阅读材料:
BackgroundMattingV2 提供了对图像、视频、网络摄像头的抠图实现,以及支持导出 ONNX 和 Torchscript.
1. HomographicAlignment 图像对齐
图像对齐函数,用于将背景与源图的匹配.
import numpy as np
import cv2
from PIL import Image
class HomographicAlignment:
"""
Apply homographic alignment on background to match with the source image.
"""
def __init__(self):
self.detector = cv2.ORB_create() #
'''
ORB 采用FAST(features from accelerated segment test)算法来检测特征点.
FAST核心思想是, 找出那些卓尔不群的点,即拿一个点跟它周围的点比较,
如果它和其中大部分的点都不一样就可以认为它是一个特征点.
'''
self.matcher = cv2.DescriptorMatcher_create(cv2.DESCRIPTOR_MATCHER_BRUTEFORCE)
'''
描述符匹配,特征匹配
'''
def __call__(self, src, bgr):
src = np.asarray(src)
bgr = np.asarray(bgr)
keypoints_src, descriptors_src = self.detector.detectAndCompute(src, None)
keypoints_bgr, descriptors_bgr = self.detector.detectAndCompute(bgr, None)
matches = self.matcher.match(descriptors_bgr, descriptors_src, None)
matches.sort(key=lambda x: x.distance, reverse=False)
num_good_matches = int(len(matches) * 0.15)
matches = matches[:num_good_matches]
points_src = np.zeros((len(matches), 2), dtype=np.float32)
points_bgr = np.zeros((len(matches), 2), dtype=np.float32)
for i, match in enumerate(matches):
points_src[i, :] = keypoints_src[match.trainIdx].pt
points_bgr[i, :] = keypoints_bgr[match.queryIdx].pt
#
H, _ = cv2.findHomography(points_bgr, points_src, cv2.RANSAC)
h, w = src.shape[:2]
bgr = cv2.warpPerspective(bgr, H, (w, h)) #透视变换
msk = cv2.warpPerspective(np.ones((h, w)), H, (w, h))
# For areas that is outside of the background,
# We just copy pixels from the source.
bgr[msk != 1] = src[msk != 1]
src = Image.fromarray(src)
bgr = Image.fromarray(bgr)
return src, bgr关于图像对齐可参考:
[1] - Image Alignment (Feature Based) using OpenCV (C++/Python)
[2] - 使用OpenCV实现基于特征的图像对齐
2. 图像抠图
对图像进行抠图(多线程).

任务列表:
1. 根据 BackgroundMattingV2 阅读材料,ORB 用什么算法检测特征点?
2. 从 BackgroundMattingV2 阅读材料的最后一句之后接着往下写。
以下条目与 BackgroundMattingV2 阅读材料内容无关。

提取数据:
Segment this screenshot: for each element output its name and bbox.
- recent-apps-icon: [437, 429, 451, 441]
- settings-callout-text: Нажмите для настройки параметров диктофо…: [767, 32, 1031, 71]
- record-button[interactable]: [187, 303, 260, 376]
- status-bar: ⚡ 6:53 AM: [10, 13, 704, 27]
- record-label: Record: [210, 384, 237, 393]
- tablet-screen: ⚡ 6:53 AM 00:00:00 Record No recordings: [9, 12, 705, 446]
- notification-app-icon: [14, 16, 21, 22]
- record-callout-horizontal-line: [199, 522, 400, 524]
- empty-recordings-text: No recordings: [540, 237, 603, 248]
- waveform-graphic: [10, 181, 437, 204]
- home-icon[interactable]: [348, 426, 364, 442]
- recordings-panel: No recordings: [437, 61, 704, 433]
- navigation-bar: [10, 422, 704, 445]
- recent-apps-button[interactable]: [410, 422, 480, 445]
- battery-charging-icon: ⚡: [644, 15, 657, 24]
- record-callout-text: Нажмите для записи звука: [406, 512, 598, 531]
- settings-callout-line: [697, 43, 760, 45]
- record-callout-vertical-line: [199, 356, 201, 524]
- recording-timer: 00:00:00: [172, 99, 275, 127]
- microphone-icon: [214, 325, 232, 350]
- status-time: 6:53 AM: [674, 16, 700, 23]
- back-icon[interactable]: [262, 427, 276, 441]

答案列表:
1. FAST(features from accelerated segment test)算法。

2.
import argparse
import torch
import os
import shutil
from torch.nn import functional as F
from torch.utils.data import DataLoader
from torchvision import transforms as T
from torchvision.transforms.functional import to_pil_image
from threading import Thread
from tqdm import tqdm
from dataset import ImagesDataset, ZipDataset
from dataset import augmentation as A
from model import MattingBase, MattingRefine
from inference_utils import HomographicAlignment
# --------------- Arguments ---------------
parser = argparse.ArgumentParser(description='Inference images')
parser.add_argument('--model-type', type=str, required=True, choices=['mattingbase', 'mattingrefine'])
parser.add_argument('--model-backbone', type=str, required=True, choices=['resnet101', 'resnet50', 'mobilenetv2'])
parser.add_argument('--model-backbone-scale', type=float, default=0.25)
parser.add_argument('--model-checkpoint', type=str, required=True)
parser.add_argument('--model-refine-mode', type=str, default='sampling', choices=['full', 'sampling', 'thresholding'])
parser.add_argument('--model-refine-sample-pixels', type=int, default=80_000)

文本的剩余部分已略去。